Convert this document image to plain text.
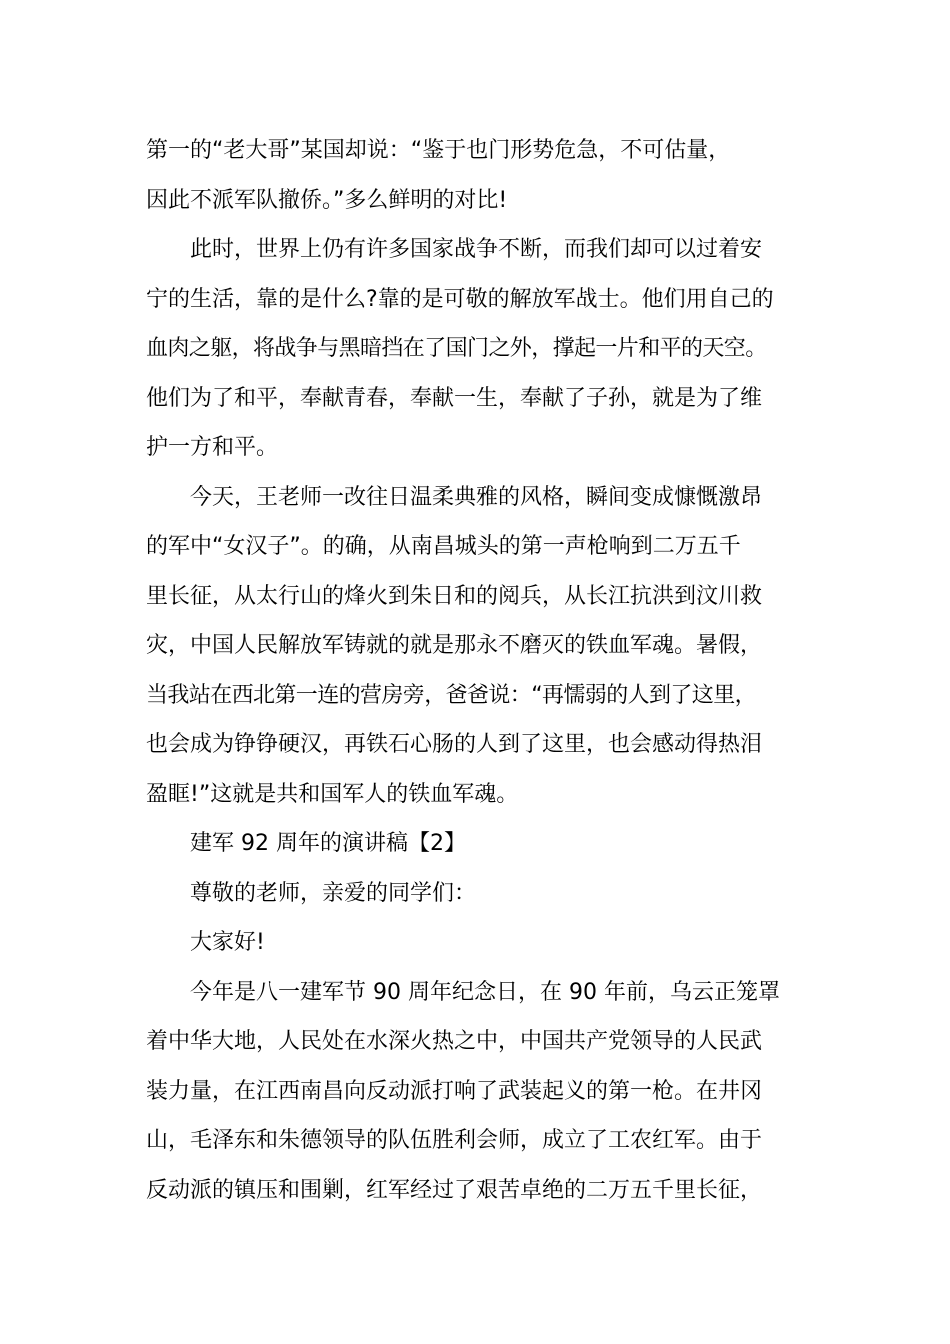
第一的“老大哥”某国却说：“鉴于也门形势危急，不可估量，
因此不派军队撤侨。”多么鲜明的对比!
此时，世界上仍有许多国家战争不断，而我们却可以过着安
宁的生活，靠的是什么?靠的是可敬的解放军战士。他们用自己的
血肉之躯，将战争与黑暗挡在了国门之外，撑起一片和平的天空。
他们为了和平，奉献青春，奉献一生，奉献了子孙，就是为了维
护一方和平。
今天，王老师一改往日温柔典雅的风格，瞬间变成慷慨激昂
的军中“女汉子”。的确，从南昌城头的第一声枪响到二万五千
里长征，从太行山的烽火到朱日和的阅兵，从长江抗洪到汶川救
灾，中国人民解放军铸就的就是那永不磨灭的铁血军魂。暑假，
当我站在西北第一连的营房旁，爸爸说：“再懦弱的人到了这里，
也会成为铮铮硬汉，再铁石心肠的人到了这里，也会感动得热泪
盈眶!”这就是共和国军人的铁血军魂。
建军 92 周年的演讲稿【2】
尊敬的老师，亲爱的同学们：
大家好!
今年是八一建军节 90 周年纪念日，在 90 年前，乌云正笼罩
着中华大地，人民处在水深火热之中，中国共产党领导的人民武
装力量，在江西南昌向反动派打响了武装起义的第一枪。在井冈
山，毛泽东和朱德领导的队伍胜利会师，成立了工农红军。由于
反动派的镇压和围剿，红军经过了艰苦卓绝的二万五千里长征，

# # # # #

### Task prompt:
Leave the pictures out, and transcribe each of the records exactly.

### Reply to the task:
Convert this document image to plain text.
第一的“老大哥”某国却说：“鉴于也门形势危急，不可估量，
因此不派军队撤侨。”多么鲜明的对比!
此时，世界上仍有许多国家战争不断，而我们却可以过着安
宁的生活，靠的是什么?靠的是可敬的解放军战士。他们用自己的
血肉之躯，将战争与黑暗挡在了国门之外，撑起一片和平的天空。
他们为了和平，奉献青春，奉献一生，奉献了子孙，就是为了维
护一方和平。
今天，王老师一改往日温柔典雅的风格，瞬间变成慷慨激昂
的军中“女汉子”。的确，从南昌城头的第一声枪响到二万五千
里长征，从太行山的烽火到朱日和的阅兵，从长江抗洪到汶川救
灾，中国人民解放军铸就的就是那永不磨灭的铁血军魂。暑假，
当我站在西北第一连的营房旁，爸爸说：“再懦弱的人到了这里，
也会成为铮铮硬汉，再铁石心肠的人到了这里，也会感动得热泪
盈眶!”这就是共和国军人的铁血军魂。
建军 92 周年的演讲稿【2】
尊敬的老师，亲爱的同学们：
大家好!
今年是八一建军节 90 周年纪念日，在 90 年前，乌云正笼罩
着中华大地，人民处在水深火热之中，中国共产党领导的人民武
装力量，在江西南昌向反动派打响了武装起义的第一枪。在井冈
山，毛泽东和朱德领导的队伍胜利会师，成立了工农红军。由于
反动派的镇压和围剿，红军经过了艰苦卓绝的二万五千里长征，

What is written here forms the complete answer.